▶ [AIM]: Each line below that contains "COPPICE" counts once; report the total and nothing more.

##### SOURCE RECORDS #####

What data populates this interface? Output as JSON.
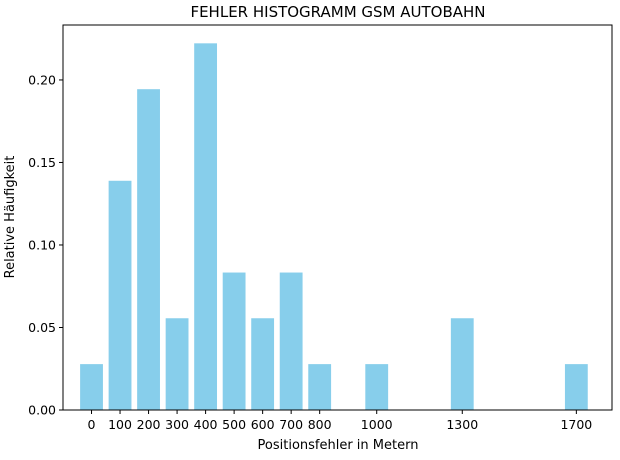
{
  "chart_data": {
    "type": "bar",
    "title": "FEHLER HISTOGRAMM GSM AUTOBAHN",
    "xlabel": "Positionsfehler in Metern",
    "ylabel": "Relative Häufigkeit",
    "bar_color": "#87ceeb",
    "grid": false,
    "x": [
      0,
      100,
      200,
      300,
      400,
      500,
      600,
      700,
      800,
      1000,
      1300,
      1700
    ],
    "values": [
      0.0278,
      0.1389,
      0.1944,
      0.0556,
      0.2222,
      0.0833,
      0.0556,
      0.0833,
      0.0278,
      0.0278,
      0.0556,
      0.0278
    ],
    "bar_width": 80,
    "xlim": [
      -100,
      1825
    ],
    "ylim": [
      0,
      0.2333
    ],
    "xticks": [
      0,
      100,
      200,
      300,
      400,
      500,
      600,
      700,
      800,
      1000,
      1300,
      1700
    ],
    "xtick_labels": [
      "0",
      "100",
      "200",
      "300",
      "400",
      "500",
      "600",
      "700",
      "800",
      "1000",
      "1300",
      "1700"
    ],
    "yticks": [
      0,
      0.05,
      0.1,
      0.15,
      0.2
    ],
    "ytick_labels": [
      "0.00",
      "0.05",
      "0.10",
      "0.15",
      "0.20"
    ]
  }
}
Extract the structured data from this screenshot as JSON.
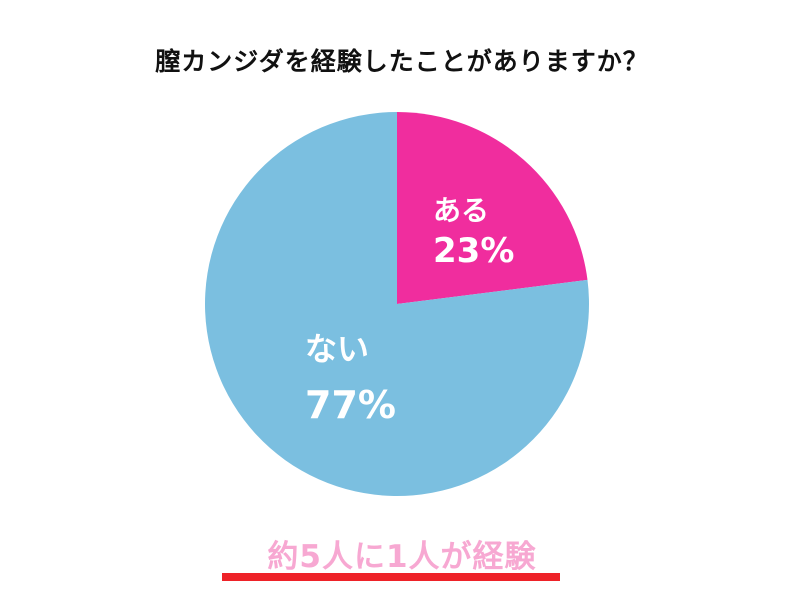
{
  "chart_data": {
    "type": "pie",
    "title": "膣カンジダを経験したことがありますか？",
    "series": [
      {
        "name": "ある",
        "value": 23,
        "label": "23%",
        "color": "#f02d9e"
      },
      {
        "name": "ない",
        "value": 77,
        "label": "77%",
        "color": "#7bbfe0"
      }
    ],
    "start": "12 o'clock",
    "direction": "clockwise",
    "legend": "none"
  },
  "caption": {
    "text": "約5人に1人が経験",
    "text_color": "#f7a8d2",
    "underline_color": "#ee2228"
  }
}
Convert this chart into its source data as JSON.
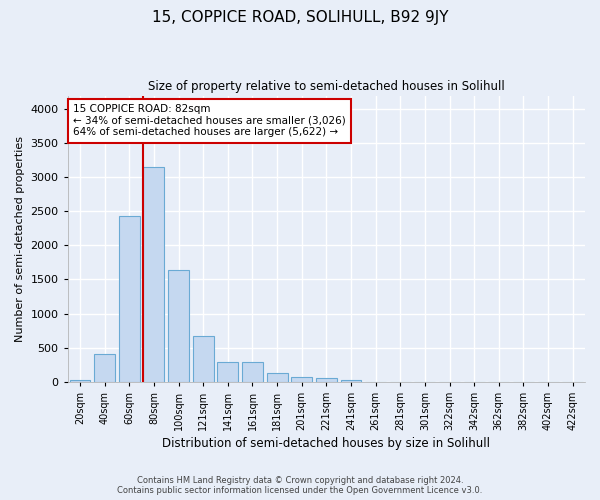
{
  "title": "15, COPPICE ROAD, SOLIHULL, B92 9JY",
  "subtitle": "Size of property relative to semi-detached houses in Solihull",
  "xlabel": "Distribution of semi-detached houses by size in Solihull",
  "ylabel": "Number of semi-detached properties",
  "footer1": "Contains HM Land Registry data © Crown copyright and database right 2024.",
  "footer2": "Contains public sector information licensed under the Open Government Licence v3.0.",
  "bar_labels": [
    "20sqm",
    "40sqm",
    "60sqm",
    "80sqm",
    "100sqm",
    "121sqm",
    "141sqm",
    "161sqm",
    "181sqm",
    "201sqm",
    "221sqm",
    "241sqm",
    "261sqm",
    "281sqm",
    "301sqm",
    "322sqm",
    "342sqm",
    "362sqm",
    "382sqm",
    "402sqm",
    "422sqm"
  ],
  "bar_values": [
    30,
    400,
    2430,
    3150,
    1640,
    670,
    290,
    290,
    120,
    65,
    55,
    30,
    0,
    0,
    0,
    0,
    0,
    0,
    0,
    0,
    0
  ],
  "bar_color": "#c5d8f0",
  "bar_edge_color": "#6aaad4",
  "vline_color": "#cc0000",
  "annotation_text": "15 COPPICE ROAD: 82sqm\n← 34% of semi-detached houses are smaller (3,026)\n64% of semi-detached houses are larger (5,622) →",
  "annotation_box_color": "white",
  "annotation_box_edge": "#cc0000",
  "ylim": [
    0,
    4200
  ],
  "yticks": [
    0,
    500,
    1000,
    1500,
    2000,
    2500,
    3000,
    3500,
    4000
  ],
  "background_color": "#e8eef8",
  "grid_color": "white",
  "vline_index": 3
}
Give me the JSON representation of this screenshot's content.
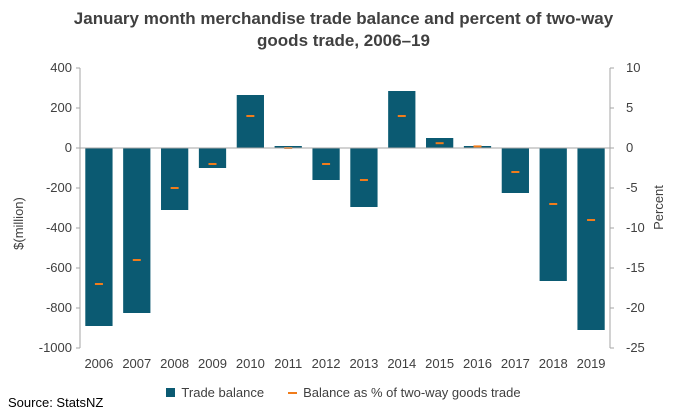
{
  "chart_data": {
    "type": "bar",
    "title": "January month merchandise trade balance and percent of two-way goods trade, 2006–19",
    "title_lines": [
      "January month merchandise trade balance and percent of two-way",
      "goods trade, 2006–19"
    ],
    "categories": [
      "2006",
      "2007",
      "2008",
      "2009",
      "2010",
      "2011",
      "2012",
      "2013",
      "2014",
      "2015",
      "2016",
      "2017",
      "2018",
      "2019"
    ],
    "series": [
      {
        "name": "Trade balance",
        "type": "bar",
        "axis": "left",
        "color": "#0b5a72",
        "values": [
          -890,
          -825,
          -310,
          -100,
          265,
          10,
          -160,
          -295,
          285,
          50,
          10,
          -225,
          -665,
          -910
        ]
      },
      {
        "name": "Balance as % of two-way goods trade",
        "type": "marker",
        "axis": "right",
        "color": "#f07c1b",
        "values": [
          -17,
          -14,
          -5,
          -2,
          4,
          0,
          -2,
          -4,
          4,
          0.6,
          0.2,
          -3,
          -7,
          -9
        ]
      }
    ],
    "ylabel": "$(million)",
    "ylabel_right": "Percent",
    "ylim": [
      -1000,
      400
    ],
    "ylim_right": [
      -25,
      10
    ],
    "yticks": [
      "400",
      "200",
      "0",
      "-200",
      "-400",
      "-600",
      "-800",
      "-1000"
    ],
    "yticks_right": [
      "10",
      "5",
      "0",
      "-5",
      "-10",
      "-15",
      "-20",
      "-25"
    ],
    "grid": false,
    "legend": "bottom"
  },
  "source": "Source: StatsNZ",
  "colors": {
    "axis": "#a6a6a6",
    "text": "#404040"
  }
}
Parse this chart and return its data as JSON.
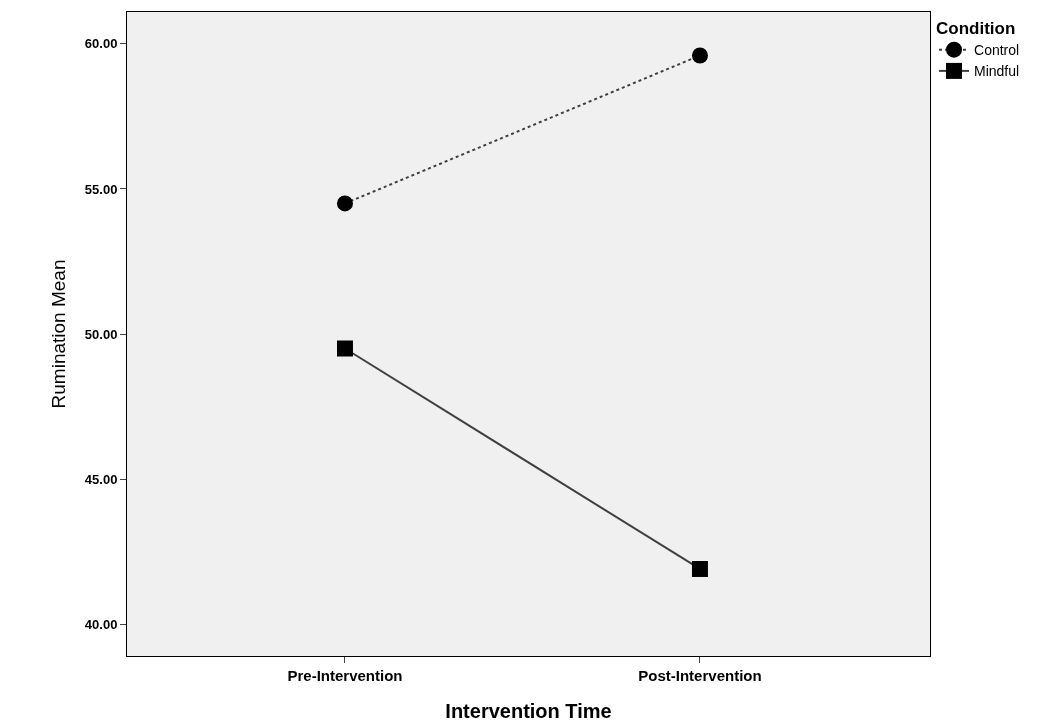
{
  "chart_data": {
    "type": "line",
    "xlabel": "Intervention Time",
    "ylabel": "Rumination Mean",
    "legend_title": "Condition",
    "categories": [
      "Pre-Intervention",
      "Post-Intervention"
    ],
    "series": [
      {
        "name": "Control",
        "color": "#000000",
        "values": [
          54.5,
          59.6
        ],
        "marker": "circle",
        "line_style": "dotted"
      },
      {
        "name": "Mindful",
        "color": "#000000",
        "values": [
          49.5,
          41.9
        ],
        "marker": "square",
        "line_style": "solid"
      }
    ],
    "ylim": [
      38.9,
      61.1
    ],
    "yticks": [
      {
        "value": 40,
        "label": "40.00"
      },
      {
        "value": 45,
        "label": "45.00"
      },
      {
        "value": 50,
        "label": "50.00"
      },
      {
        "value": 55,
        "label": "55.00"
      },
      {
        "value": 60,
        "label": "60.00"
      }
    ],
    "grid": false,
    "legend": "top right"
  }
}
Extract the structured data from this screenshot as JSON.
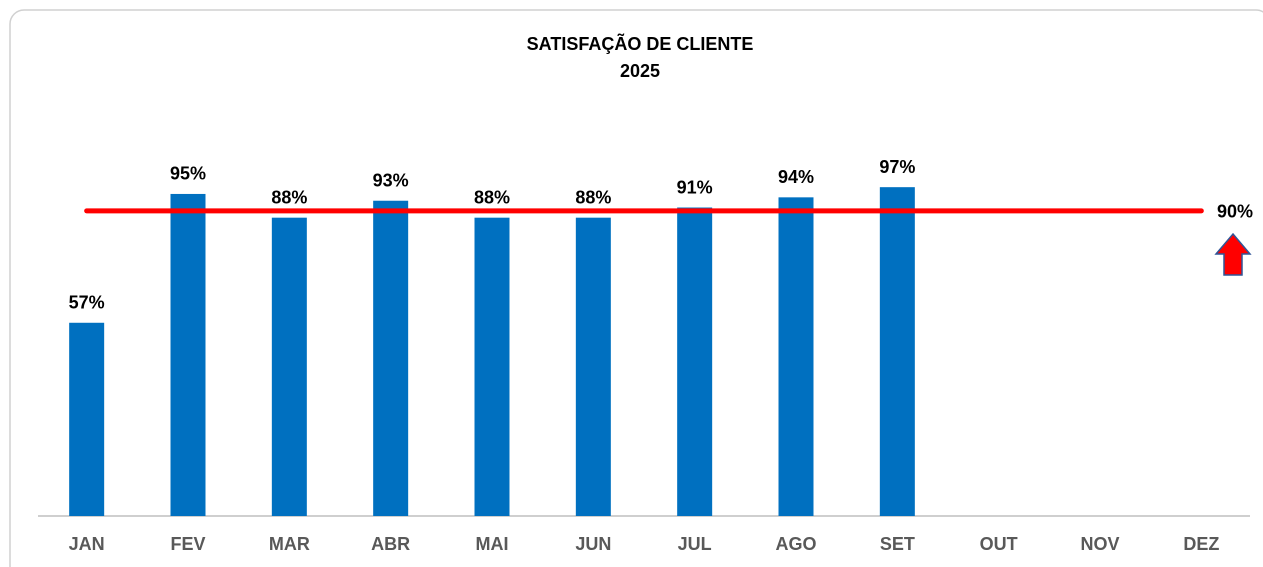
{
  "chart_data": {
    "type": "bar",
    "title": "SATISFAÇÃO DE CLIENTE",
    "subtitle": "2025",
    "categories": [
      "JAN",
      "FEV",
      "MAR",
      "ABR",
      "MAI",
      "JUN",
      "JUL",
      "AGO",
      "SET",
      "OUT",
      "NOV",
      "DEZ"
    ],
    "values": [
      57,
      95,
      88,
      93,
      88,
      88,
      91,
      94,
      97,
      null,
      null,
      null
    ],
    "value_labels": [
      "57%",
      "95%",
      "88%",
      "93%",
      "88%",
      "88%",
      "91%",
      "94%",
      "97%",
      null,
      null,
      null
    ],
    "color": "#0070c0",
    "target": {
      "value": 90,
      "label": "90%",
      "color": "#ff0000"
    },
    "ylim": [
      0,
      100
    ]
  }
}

#####

▶ [TASK RESULT]: 2